**PROBLEM**
Lay out the listing, from its first line up to and including the line that contains "peak-label: O xyxy=(53,351,58,358)", as a Markdown table with a Number column for the row number and a Text column for the line, leaving out blank lines.

**RECORDS SHOWN**
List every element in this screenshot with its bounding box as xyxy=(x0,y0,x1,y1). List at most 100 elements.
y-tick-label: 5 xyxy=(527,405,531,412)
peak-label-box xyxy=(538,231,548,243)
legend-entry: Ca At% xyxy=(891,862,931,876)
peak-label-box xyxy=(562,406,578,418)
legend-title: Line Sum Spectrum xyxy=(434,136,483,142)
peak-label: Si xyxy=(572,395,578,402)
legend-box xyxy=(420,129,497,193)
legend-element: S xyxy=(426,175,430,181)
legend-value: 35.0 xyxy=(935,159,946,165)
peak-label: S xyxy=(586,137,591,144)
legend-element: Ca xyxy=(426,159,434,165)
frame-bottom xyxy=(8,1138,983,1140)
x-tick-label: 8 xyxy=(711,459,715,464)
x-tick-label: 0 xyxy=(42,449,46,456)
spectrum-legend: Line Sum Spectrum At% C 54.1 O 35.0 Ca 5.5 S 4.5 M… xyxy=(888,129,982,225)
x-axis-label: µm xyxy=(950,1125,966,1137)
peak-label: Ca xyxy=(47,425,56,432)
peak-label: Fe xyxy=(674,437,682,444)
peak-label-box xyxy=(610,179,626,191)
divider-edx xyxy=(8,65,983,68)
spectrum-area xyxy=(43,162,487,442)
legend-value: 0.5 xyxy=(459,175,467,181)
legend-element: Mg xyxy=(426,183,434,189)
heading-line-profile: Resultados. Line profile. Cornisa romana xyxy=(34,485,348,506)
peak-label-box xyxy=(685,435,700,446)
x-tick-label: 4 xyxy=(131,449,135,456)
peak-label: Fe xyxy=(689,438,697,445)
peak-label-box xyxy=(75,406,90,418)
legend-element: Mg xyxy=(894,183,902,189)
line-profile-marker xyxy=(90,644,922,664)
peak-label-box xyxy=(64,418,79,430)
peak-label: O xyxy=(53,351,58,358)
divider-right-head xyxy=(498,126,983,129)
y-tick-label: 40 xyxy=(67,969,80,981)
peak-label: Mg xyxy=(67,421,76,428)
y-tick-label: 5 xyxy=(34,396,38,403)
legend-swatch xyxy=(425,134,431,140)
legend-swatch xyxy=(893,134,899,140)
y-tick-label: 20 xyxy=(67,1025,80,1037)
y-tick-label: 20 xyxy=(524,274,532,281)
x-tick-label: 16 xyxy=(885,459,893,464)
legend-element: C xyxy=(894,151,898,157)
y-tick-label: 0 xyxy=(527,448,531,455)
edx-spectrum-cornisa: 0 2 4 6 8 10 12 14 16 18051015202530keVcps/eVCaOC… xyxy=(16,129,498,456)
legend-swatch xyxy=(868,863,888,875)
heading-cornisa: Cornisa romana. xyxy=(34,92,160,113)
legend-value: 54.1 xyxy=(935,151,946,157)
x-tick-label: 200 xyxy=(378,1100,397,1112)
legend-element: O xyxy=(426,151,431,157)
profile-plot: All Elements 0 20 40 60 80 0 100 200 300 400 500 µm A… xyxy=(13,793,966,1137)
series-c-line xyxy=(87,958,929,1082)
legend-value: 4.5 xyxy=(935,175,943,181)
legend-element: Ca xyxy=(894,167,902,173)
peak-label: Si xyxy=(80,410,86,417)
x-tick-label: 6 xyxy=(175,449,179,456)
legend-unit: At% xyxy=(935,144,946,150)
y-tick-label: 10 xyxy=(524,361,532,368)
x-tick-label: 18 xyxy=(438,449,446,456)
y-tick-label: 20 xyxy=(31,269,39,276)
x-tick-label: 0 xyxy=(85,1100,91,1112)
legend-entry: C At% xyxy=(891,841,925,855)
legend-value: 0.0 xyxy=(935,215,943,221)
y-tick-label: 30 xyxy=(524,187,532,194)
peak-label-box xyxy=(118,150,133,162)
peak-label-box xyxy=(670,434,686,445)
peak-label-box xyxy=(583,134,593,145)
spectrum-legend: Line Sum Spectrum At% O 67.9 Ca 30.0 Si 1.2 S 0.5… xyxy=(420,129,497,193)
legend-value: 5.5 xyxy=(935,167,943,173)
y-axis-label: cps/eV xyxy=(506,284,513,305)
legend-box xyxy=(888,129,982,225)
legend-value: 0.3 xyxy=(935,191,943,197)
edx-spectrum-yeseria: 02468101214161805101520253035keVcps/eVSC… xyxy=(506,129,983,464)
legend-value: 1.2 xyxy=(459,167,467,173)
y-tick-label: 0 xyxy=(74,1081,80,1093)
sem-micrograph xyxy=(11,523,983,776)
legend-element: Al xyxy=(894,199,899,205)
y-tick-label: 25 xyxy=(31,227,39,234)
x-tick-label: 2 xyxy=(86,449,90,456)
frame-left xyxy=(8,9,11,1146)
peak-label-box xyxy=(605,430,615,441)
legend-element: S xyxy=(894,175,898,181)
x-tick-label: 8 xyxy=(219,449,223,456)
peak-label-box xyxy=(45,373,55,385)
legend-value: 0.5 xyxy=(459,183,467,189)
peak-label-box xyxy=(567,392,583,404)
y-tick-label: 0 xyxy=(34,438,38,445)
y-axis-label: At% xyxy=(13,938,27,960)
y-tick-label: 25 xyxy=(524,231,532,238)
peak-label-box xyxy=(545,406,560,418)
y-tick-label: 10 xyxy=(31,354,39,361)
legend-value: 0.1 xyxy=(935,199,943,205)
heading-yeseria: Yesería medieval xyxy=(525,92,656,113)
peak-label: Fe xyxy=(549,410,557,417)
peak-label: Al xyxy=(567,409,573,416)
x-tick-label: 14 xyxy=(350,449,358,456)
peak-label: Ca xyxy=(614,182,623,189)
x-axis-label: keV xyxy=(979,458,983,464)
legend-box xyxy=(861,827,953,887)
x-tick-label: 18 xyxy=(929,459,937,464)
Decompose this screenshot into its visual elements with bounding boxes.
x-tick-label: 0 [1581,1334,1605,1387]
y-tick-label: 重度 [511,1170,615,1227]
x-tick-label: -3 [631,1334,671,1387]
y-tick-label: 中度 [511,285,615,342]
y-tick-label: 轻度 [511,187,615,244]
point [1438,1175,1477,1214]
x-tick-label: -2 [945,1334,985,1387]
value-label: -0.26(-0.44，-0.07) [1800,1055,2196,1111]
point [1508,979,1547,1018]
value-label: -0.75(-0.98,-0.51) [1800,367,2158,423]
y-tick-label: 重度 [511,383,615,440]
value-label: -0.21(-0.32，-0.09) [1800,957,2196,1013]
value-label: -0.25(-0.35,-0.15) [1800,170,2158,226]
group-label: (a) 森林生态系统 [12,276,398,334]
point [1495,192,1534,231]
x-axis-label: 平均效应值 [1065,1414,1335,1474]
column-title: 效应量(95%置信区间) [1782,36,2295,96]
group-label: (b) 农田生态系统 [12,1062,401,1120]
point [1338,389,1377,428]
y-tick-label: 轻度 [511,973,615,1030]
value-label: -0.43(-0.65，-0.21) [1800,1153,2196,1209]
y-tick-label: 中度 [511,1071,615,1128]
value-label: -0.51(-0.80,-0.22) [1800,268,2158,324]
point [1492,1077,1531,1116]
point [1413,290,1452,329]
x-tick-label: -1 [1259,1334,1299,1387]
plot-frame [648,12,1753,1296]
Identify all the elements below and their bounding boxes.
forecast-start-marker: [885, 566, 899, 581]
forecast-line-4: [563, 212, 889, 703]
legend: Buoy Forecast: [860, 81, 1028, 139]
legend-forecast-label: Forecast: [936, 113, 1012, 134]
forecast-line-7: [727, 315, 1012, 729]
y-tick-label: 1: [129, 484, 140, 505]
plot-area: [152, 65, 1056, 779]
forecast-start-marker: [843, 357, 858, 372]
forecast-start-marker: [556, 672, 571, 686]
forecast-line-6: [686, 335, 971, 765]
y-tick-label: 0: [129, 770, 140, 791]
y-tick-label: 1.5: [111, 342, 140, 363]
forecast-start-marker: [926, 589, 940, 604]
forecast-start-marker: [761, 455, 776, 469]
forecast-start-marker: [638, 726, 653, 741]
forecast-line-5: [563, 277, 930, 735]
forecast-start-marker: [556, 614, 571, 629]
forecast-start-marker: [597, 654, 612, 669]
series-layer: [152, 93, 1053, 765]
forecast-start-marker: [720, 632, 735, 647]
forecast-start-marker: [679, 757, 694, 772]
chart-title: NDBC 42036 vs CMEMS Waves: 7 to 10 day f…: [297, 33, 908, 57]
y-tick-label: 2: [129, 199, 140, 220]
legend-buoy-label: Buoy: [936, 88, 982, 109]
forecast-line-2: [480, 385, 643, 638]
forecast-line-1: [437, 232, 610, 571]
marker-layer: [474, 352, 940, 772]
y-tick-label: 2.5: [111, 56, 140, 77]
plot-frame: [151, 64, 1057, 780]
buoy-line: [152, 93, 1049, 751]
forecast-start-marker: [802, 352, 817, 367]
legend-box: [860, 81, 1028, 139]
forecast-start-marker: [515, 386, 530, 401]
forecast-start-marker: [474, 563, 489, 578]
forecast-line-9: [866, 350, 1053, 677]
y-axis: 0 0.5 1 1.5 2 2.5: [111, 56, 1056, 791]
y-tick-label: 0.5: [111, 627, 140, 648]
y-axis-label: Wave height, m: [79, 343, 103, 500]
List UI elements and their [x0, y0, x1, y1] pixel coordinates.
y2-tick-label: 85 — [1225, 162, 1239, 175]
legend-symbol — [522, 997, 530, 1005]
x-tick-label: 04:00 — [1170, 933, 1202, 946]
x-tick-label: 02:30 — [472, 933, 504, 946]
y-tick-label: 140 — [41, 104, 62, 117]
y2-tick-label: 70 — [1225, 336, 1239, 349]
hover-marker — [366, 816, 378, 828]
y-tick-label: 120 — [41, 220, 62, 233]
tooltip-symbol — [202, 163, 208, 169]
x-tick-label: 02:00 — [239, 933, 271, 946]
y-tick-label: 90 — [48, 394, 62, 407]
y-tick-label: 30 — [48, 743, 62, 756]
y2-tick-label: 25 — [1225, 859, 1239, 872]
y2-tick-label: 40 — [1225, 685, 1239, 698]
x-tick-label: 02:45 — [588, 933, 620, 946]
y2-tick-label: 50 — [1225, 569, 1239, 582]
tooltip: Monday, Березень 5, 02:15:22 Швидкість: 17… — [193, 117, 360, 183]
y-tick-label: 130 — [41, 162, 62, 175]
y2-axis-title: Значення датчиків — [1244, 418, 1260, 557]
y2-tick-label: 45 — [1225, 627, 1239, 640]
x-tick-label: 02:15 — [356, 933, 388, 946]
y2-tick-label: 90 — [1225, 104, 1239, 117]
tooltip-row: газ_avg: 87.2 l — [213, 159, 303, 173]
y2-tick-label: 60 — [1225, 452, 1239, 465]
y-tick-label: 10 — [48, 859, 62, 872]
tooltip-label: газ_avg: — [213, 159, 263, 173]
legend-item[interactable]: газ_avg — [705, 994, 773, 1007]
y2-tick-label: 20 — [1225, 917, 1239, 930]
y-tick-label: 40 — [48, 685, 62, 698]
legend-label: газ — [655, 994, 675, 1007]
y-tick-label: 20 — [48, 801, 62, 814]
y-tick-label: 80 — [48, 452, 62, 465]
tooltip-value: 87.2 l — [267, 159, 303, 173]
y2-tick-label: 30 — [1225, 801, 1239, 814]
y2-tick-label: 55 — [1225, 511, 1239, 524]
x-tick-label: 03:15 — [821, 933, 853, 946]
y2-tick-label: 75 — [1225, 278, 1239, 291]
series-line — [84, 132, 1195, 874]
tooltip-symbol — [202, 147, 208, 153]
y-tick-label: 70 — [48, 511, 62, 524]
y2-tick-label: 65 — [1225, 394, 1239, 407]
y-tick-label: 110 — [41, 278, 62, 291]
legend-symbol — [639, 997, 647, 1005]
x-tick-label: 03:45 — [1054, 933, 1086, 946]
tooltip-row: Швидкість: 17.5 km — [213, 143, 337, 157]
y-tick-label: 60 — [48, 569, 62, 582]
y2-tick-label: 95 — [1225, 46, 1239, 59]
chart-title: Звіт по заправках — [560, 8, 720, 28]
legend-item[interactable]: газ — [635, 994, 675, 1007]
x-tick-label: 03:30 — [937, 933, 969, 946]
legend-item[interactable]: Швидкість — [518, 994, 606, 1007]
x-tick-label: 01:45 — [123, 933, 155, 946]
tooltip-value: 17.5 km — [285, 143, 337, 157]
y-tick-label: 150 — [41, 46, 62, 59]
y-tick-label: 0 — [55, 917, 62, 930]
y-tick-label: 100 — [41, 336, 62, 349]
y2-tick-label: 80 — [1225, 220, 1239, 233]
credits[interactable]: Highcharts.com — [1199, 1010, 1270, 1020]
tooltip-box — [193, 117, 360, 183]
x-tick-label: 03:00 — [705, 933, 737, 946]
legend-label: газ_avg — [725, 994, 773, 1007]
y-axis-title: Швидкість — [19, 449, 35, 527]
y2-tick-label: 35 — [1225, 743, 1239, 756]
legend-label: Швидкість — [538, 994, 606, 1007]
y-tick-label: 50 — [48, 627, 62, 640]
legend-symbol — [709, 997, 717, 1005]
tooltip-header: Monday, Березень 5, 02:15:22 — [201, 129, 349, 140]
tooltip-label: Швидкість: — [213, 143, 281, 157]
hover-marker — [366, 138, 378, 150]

**ANSWER TO THIS PROBLEM**
| Number | Text |
|---|---|
| 1 | List every element in this screenshot with its bounding box as xyxy=(x0,y0,x1,y1). List at most 100 elements. |
| 2 | y-tick-label: 5 xyxy=(527,405,531,412) |
| 3 | peak-label-box xyxy=(538,231,548,243) |
| 4 | legend-entry: Ca At% xyxy=(891,862,931,876) |
| 5 | peak-label-box xyxy=(562,406,578,418) |
| 6 | legend-title: Line Sum Spectrum xyxy=(434,136,483,142) |
| 7 | peak-label: Si xyxy=(572,395,578,402) |
| 8 | legend-box xyxy=(420,129,497,193) |
| 9 | legend-element: S xyxy=(426,175,430,181) |
| 10 | legend-value: 35.0 xyxy=(935,159,946,165) |
| 11 | peak-label: S xyxy=(586,137,591,144) |
| 12 | legend-element: Ca xyxy=(426,159,434,165) |
| 13 | frame-bottom xyxy=(8,1138,983,1140) |
| 14 | x-tick-label: 8 xyxy=(711,459,715,464) |
| 15 | x-tick-label: 0 xyxy=(42,449,46,456) |
| 16 | spectrum-legend: Line Sum Spectrum At% C 54.1 O 35.0 Ca 5.5 S 4.5 M… xyxy=(888,129,982,225) |
| 17 | x-axis-label: µm xyxy=(950,1125,966,1137) |
| 18 | peak-label: Ca xyxy=(47,425,56,432) |
| 19 | peak-label: Fe xyxy=(674,437,682,444) |
| 20 | peak-label-box xyxy=(610,179,626,191) |
| 21 | divider-edx xyxy=(8,65,983,68) |
| 22 | spectrum-area xyxy=(43,162,487,442) |
| 23 | legend-value: 0.5 xyxy=(459,175,467,181) |
| 24 | legend-element: Mg xyxy=(426,183,434,189) |
| 25 | heading-line-profile: Resultados. Line profile. Cornisa romana xyxy=(34,485,348,506) |
| 26 | peak-label-box xyxy=(685,435,700,446) |
| 27 | x-tick-label: 4 xyxy=(131,449,135,456) |
| 28 | peak-label: Fe xyxy=(689,438,697,445) |
| 29 | peak-label-box xyxy=(75,406,90,418) |
| 30 | legend-element: Mg xyxy=(894,183,902,189) |
| 31 | line-profile-marker xyxy=(90,644,922,664) |
| 32 | peak-label-box xyxy=(64,418,79,430) |
| 33 | peak-label: O xyxy=(53,351,58,358) |